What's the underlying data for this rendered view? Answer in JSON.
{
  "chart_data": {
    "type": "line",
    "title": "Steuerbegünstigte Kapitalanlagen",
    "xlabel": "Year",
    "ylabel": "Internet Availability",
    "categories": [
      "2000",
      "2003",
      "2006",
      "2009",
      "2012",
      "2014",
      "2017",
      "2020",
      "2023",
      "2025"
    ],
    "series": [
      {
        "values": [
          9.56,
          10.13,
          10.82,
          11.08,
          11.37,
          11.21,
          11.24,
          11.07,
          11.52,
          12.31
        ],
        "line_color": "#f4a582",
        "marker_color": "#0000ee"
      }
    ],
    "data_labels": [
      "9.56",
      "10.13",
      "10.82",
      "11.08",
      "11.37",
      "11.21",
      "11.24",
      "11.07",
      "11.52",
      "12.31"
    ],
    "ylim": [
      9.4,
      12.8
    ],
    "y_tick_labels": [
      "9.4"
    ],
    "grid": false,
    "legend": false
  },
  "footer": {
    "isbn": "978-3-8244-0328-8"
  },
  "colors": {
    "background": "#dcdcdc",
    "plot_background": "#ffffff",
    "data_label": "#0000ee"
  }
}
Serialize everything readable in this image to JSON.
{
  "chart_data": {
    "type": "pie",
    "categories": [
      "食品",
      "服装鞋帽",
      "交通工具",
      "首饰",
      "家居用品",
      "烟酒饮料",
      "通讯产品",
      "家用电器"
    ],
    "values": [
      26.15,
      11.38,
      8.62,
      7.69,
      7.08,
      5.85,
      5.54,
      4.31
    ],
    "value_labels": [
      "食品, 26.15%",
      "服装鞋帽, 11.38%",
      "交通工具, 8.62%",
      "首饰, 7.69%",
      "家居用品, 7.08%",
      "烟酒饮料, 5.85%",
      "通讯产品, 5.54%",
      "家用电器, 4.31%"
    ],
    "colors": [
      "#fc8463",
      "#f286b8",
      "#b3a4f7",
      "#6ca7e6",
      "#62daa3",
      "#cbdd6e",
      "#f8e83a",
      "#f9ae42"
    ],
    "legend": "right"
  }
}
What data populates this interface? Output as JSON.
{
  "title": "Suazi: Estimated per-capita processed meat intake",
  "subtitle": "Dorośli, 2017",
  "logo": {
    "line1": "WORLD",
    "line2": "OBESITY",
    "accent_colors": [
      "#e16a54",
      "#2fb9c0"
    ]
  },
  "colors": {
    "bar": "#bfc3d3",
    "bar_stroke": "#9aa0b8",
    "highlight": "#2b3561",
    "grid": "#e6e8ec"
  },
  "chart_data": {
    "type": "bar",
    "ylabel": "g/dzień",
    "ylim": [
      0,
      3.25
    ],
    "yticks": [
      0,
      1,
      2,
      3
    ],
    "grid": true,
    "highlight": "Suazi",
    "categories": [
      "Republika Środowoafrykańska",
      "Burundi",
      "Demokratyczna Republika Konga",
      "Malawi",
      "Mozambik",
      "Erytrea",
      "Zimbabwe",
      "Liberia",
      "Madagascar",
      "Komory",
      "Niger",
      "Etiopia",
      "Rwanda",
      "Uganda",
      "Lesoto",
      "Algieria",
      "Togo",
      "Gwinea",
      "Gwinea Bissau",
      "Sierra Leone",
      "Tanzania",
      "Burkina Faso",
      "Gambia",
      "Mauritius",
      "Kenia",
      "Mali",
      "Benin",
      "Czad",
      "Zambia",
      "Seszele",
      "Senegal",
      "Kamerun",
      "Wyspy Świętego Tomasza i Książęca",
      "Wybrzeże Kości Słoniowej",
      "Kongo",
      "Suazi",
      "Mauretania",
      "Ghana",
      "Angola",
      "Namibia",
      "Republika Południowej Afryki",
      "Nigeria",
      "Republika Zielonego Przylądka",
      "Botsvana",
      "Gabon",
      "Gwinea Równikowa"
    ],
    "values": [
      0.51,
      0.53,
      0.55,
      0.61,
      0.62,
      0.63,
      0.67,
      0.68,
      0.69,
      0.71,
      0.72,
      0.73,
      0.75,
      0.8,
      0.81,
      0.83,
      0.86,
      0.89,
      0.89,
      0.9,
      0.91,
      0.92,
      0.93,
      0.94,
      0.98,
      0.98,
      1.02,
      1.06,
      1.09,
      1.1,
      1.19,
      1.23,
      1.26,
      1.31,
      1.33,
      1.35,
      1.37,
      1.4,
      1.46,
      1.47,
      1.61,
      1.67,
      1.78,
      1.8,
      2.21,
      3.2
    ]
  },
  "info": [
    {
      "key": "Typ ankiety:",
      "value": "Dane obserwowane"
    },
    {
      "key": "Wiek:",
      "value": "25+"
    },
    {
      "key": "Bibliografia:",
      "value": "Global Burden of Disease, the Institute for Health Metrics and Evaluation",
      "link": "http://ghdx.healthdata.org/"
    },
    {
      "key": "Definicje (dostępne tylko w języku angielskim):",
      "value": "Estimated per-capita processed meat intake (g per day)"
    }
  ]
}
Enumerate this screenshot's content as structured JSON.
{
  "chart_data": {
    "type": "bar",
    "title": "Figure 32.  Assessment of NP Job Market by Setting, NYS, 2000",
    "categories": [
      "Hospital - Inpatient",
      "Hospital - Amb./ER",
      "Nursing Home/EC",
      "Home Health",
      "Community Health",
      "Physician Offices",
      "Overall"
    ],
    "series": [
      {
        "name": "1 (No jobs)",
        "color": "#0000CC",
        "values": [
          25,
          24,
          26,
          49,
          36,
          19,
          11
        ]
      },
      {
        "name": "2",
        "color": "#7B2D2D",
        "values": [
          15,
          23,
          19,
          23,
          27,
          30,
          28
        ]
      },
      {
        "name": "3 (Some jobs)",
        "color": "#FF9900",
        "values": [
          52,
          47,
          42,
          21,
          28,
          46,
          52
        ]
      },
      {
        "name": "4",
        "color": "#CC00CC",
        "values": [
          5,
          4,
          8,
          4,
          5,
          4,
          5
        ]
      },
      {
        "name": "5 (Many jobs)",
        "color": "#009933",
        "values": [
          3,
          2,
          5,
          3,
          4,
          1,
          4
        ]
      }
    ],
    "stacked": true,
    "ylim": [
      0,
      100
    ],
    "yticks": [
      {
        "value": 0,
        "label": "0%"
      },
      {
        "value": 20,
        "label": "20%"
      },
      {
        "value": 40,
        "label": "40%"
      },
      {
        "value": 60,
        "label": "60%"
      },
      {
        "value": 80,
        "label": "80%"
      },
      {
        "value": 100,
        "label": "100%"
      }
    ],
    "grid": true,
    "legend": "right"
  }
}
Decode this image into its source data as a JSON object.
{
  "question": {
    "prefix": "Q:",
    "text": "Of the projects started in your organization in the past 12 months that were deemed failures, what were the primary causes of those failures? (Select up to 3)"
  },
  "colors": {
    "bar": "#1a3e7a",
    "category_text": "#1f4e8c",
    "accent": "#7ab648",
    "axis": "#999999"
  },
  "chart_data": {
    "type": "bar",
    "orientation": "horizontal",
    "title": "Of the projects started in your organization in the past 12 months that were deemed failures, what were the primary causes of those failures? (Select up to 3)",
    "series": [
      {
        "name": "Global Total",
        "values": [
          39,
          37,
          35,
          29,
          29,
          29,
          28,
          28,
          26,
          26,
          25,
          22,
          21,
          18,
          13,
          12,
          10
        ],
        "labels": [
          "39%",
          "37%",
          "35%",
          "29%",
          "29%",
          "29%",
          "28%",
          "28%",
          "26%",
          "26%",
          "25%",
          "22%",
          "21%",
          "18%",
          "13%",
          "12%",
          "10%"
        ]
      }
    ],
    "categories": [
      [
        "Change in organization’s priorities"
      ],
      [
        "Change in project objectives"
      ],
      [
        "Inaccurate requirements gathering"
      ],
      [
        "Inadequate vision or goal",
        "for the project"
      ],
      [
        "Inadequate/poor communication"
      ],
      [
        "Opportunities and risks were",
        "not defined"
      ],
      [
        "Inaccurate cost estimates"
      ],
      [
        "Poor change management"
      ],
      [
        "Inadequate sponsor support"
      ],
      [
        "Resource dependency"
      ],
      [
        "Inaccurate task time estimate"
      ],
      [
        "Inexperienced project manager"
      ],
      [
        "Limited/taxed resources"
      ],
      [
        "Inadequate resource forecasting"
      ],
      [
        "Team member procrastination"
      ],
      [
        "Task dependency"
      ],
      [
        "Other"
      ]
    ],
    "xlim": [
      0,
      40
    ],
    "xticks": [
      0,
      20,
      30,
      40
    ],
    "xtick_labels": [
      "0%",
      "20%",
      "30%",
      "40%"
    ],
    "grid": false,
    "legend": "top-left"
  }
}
========================================================================
Provide only the number of lines in the entries that hold the word "failures".

◆ RIGHT ANSWER
2